The exercise: Search the data for the word "Mosharraf" and copy every line that contains it.

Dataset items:
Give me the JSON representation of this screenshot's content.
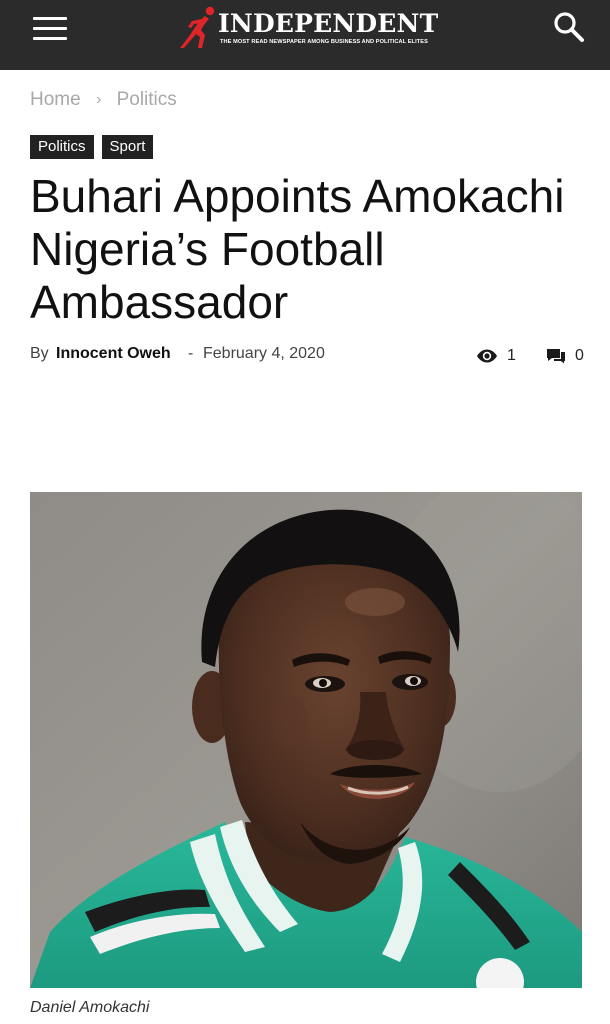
{
  "header": {
    "logo_text": "INDEPENDENT",
    "logo_tagline": "THE MOST READ NEWSPAPER AMONG BUSINESS AND POLITICAL ELITES",
    "menu_icon": "hamburger-menu-icon",
    "search_icon": "search-icon",
    "bar_color": "#2b2b2b",
    "brand_accent": "#e0252a"
  },
  "breadcrumb": {
    "home": "Home",
    "separator": "›",
    "current": "Politics"
  },
  "tags": [
    "Politics",
    "Sport"
  ],
  "article": {
    "title": "Buhari Appoints Amokachi Nigeria’s Football Ambassador",
    "by_label": "By",
    "author": "Innocent Oweh",
    "dash": "-",
    "date": "February 4, 2020",
    "views": "1",
    "comments": "0",
    "views_icon": "eye-icon",
    "comments_icon": "comment-icon",
    "image_caption": "Daniel Amokachi"
  }
}
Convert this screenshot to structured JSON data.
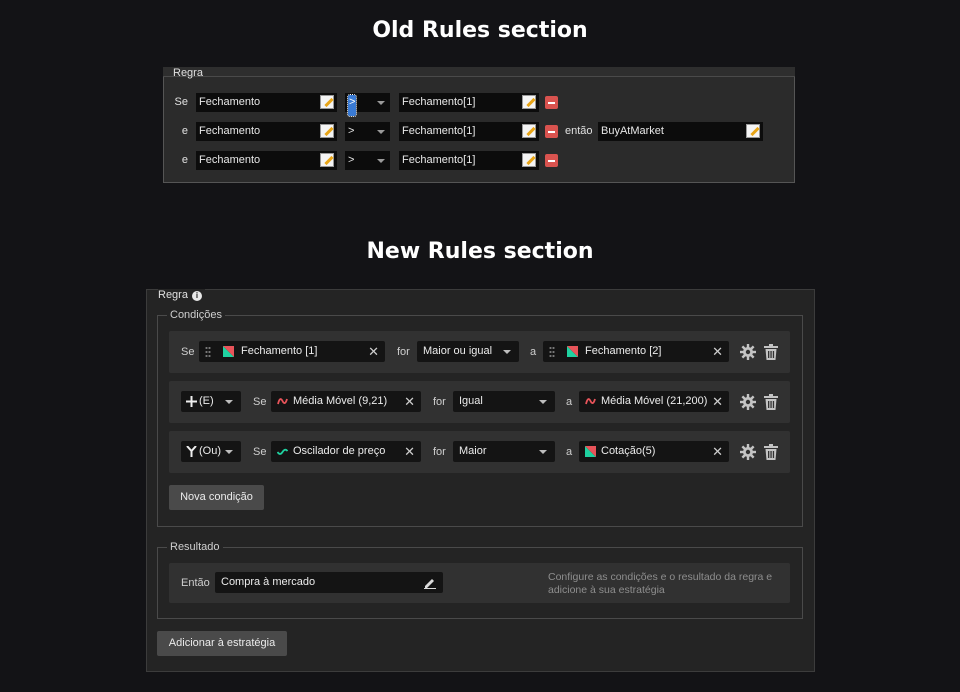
{
  "titles": {
    "old": "Old Rules section",
    "new": "New Rules section"
  },
  "old": {
    "legend": "Regra",
    "rows": [
      {
        "connector": "Se",
        "left": "Fechamento",
        "operator": ">",
        "right": "Fechamento[1]"
      },
      {
        "connector": "e",
        "left": "Fechamento",
        "operator": ">",
        "right": "Fechamento[1]"
      },
      {
        "connector": "e",
        "left": "Fechamento",
        "operator": ">",
        "right": "Fechamento[1]"
      }
    ],
    "then_label": "então",
    "then_value": "BuyAtMarket"
  },
  "new": {
    "legend": "Regra",
    "conditions_legend": "Condições",
    "rows": [
      {
        "connector": "",
        "se": "Se",
        "left": "Fechamento [1]",
        "left_icon": "candle-icon",
        "for": "for",
        "operator": "Maior ou igual",
        "a": "a",
        "right": "Fechamento [2]",
        "right_icon": "candle-icon"
      },
      {
        "connector": "(E)",
        "se": "Se",
        "left": "Média Móvel (9,21)",
        "left_icon": "moving-average-icon",
        "for": "for",
        "operator": "Igual",
        "a": "a",
        "right": "Média Móvel (21,200)",
        "right_icon": "moving-average-icon"
      },
      {
        "connector": "(Ou)",
        "se": "Se",
        "left": "Oscilador de preço",
        "left_icon": "oscillator-icon",
        "for": "for",
        "operator": "Maior",
        "a": "a",
        "right": "Cotação(5)",
        "right_icon": "candle-icon"
      }
    ],
    "new_condition_button": "Nova condição",
    "result_legend": "Resultado",
    "then_label": "Então",
    "then_value": "Compra à mercado",
    "hint": "Configure as condições e o resultado da regra e adicione à sua estratégia",
    "add_button": "Adicionar à estratégia"
  },
  "colors": {
    "accent_green": "#1fd1a0",
    "accent_red": "#e8545a",
    "minus_red": "#d9534f"
  }
}
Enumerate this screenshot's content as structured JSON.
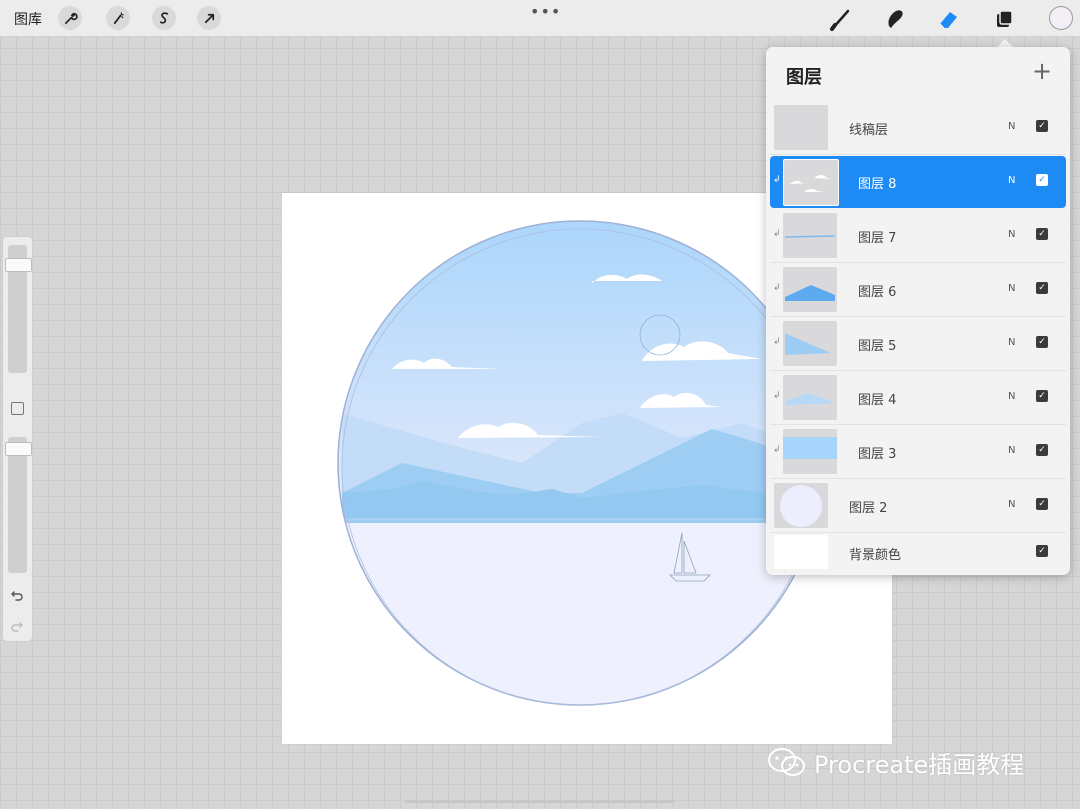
{
  "toolbar": {
    "gallery_label": "图库",
    "more_symbol": "•••",
    "left_tools": [
      "wrench-icon",
      "magic-wand-icon",
      "selection-icon",
      "transform-icon"
    ],
    "right_tools": [
      "brush-icon",
      "smudge-icon",
      "eraser-icon",
      "layers-icon"
    ],
    "active_tool": "eraser-icon",
    "accent_color": "#1e8bf5",
    "current_color": "#f4eef6"
  },
  "sidebar": {
    "brush_size_level": 0.11,
    "opacity_level": 0.04,
    "undo_icon": "undo-icon",
    "redo_icon": "redo-icon"
  },
  "layers_panel": {
    "title": "图层",
    "add_symbol": "+",
    "layers": [
      {
        "name": "线稿层",
        "mode": "N",
        "visible": true,
        "clipped": false,
        "selected": false
      },
      {
        "name": "图层 8",
        "mode": "N",
        "visible": true,
        "clipped": true,
        "selected": true
      },
      {
        "name": "图层 7",
        "mode": "N",
        "visible": true,
        "clipped": true,
        "selected": false
      },
      {
        "name": "图层 6",
        "mode": "N",
        "visible": true,
        "clipped": true,
        "selected": false
      },
      {
        "name": "图层 5",
        "mode": "N",
        "visible": true,
        "clipped": true,
        "selected": false
      },
      {
        "name": "图层 4",
        "mode": "N",
        "visible": true,
        "clipped": true,
        "selected": false
      },
      {
        "name": "图层 3",
        "mode": "N",
        "visible": true,
        "clipped": true,
        "selected": false
      },
      {
        "name": "图层 2",
        "mode": "N",
        "visible": true,
        "clipped": false,
        "selected": false
      },
      {
        "name": "背景颜色",
        "mode": "",
        "visible": true,
        "clipped": false,
        "selected": false
      }
    ]
  },
  "watermark": {
    "text": "Procreate插画教程",
    "icon": "wechat-icon"
  }
}
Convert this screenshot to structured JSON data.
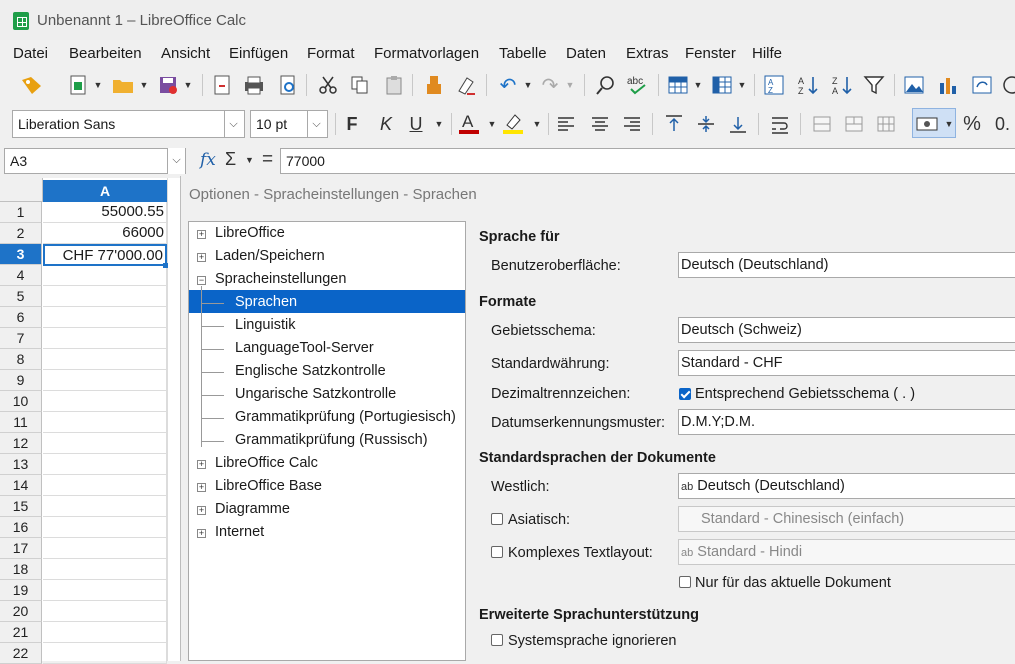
{
  "window": {
    "title": "Unbenannt 1 – LibreOffice Calc"
  },
  "menu": [
    "Datei",
    "Bearbeiten",
    "Ansicht",
    "Einfügen",
    "Format",
    "Formatvorlagen",
    "Tabelle",
    "Daten",
    "Extras",
    "Fenster",
    "Hilfe"
  ],
  "toolbar": {
    "font_name": "Liberation Sans",
    "font_size": "10 pt",
    "bold_label": "F",
    "italic_label": "K",
    "underline_label": "U",
    "percent_label": "%",
    "zero_label": "0.",
    "font_color": "#c00000",
    "highlight_color": "#ffe500"
  },
  "formula": {
    "cell_ref": "A3",
    "content": "77000",
    "fx": "fx",
    "sigma": "Σ",
    "equals": "="
  },
  "sheet": {
    "column_header": "A",
    "rows": [
      "1",
      "2",
      "3",
      "4",
      "5",
      "6",
      "7",
      "8",
      "9",
      "10",
      "11",
      "12",
      "13",
      "14",
      "15",
      "16",
      "17",
      "18",
      "19",
      "20",
      "21",
      "22"
    ],
    "cells": [
      "55000.55",
      "66000",
      "CHF 77'000.00"
    ],
    "selected_row": 3,
    "accent": "#1e73c8"
  },
  "dialog": {
    "title": "Optionen - Spracheinstellungen - Sprachen",
    "tree": {
      "top": [
        "LibreOffice",
        "Laden/Speichern",
        "Spracheinstellungen"
      ],
      "children": [
        "Sprachen",
        "Linguistik",
        "LanguageTool-Server",
        "Englische Satzkontrolle",
        "Ungarische Satzkontrolle",
        "Grammatikprüfung (Portugiesisch)",
        "Grammatikprüfung (Russisch)"
      ],
      "rest": [
        "LibreOffice Calc",
        "LibreOffice Base",
        "Diagramme",
        "Internet"
      ],
      "selected_color": "#0a64c8"
    },
    "sprache_fuer": {
      "header": "Sprache für",
      "ui_label": "Benutzeroberfläche:",
      "ui_value": "Deutsch (Deutschland)"
    },
    "formate": {
      "header": "Formate",
      "locale_label": "Gebietsschema:",
      "locale_value": "Deutsch (Schweiz)",
      "currency_label": "Standardwährung:",
      "currency_value": "Standard - CHF",
      "decimal_label": "Dezimaltrennzeichen:",
      "decimal_check_label": "Entsprechend Gebietsschema ( . )",
      "date_label": "Datumserkennungsmuster:",
      "date_value": "D.M.Y;D.M."
    },
    "standardsprachen": {
      "header": "Standardsprachen der Dokumente",
      "western_label": "Westlich:",
      "western_value": "Deutsch (Deutschland)",
      "asian_label": "Asiatisch:",
      "asian_value": "Standard - Chinesisch (einfach)",
      "ctl_label": "Komplexes Textlayout:",
      "ctl_value": "Standard - Hindi",
      "current_doc_label": "Nur für das aktuelle Dokument",
      "spell_icon": "ab"
    },
    "erweitert": {
      "header": "Erweiterte Sprachunterstützung",
      "ignore_label": "Systemsprache ignorieren"
    }
  }
}
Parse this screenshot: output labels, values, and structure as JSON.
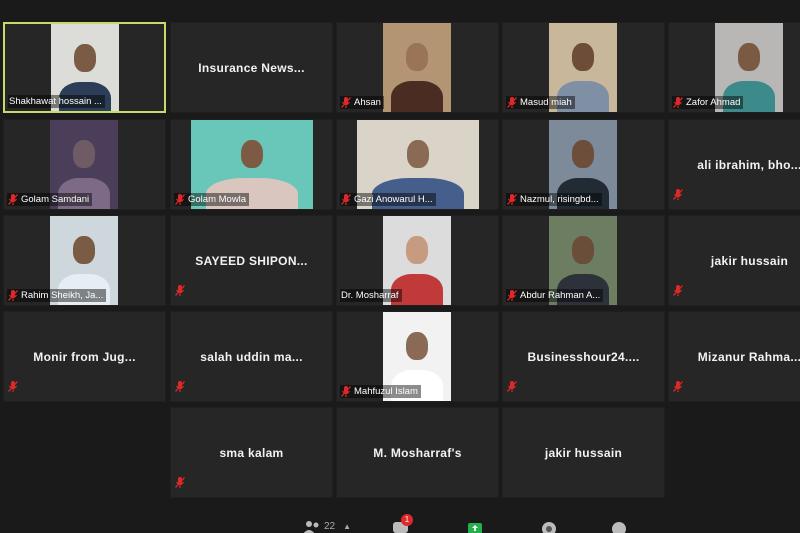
{
  "meeting": {
    "participants": [
      {
        "name": "Shakhawat hossain ...",
        "has_video": true,
        "active": true,
        "muted": false
      },
      {
        "name": "Insurance News...",
        "has_video": false,
        "muted": false
      },
      {
        "name": "Ahsan",
        "has_video": true,
        "muted": true
      },
      {
        "name": "Masud miah",
        "has_video": true,
        "muted": true
      },
      {
        "name": "Zafor Ahmad",
        "has_video": true,
        "muted": true
      },
      {
        "name": "Golam Samdani",
        "has_video": true,
        "muted": true
      },
      {
        "name": "Golam Mowla",
        "has_video": true,
        "muted": true
      },
      {
        "name": "Gazi Anowarul H...",
        "has_video": true,
        "muted": true
      },
      {
        "name": "Nazmul, risingbd...",
        "has_video": true,
        "muted": true
      },
      {
        "name": "ali ibrahim, bho...",
        "has_video": false,
        "muted": true
      },
      {
        "name": "Rahim Sheikh, Ja...",
        "has_video": true,
        "muted": true
      },
      {
        "name": "SAYEED SHIPON...",
        "has_video": false,
        "muted": true
      },
      {
        "name": "Dr. Mosharraf",
        "has_video": true,
        "muted": false
      },
      {
        "name": "Abdur Rahman A...",
        "has_video": true,
        "muted": true
      },
      {
        "name": "jakir hussain",
        "has_video": false,
        "muted": true
      },
      {
        "name": "Monir from Jug...",
        "has_video": false,
        "muted": true
      },
      {
        "name": "salah uddin ma...",
        "has_video": false,
        "muted": true
      },
      {
        "name": "Mahfuzul Islam",
        "has_video": true,
        "muted": true
      },
      {
        "name": "Businesshour24....",
        "has_video": false,
        "muted": true
      },
      {
        "name": "Mizanur Rahma...",
        "has_video": false,
        "muted": true
      },
      {
        "name": "sma kalam",
        "has_video": false,
        "muted": true
      },
      {
        "name": "M. Mosharraf's",
        "has_video": false,
        "muted": false
      },
      {
        "name": "jakir hussain",
        "has_video": false,
        "muted": false
      }
    ]
  },
  "toolbar": {
    "participants_count": "22",
    "chat_badge": "1"
  },
  "colors": {
    "background": "#1a1a1a",
    "tile": "#262626",
    "active_border": "#c9d96b",
    "muted_icon": "#e02828",
    "share_green": "#22b14c"
  }
}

Expected output:
        "name": "Dr. Mosharraf",
        "name": "M. Mosharraf's",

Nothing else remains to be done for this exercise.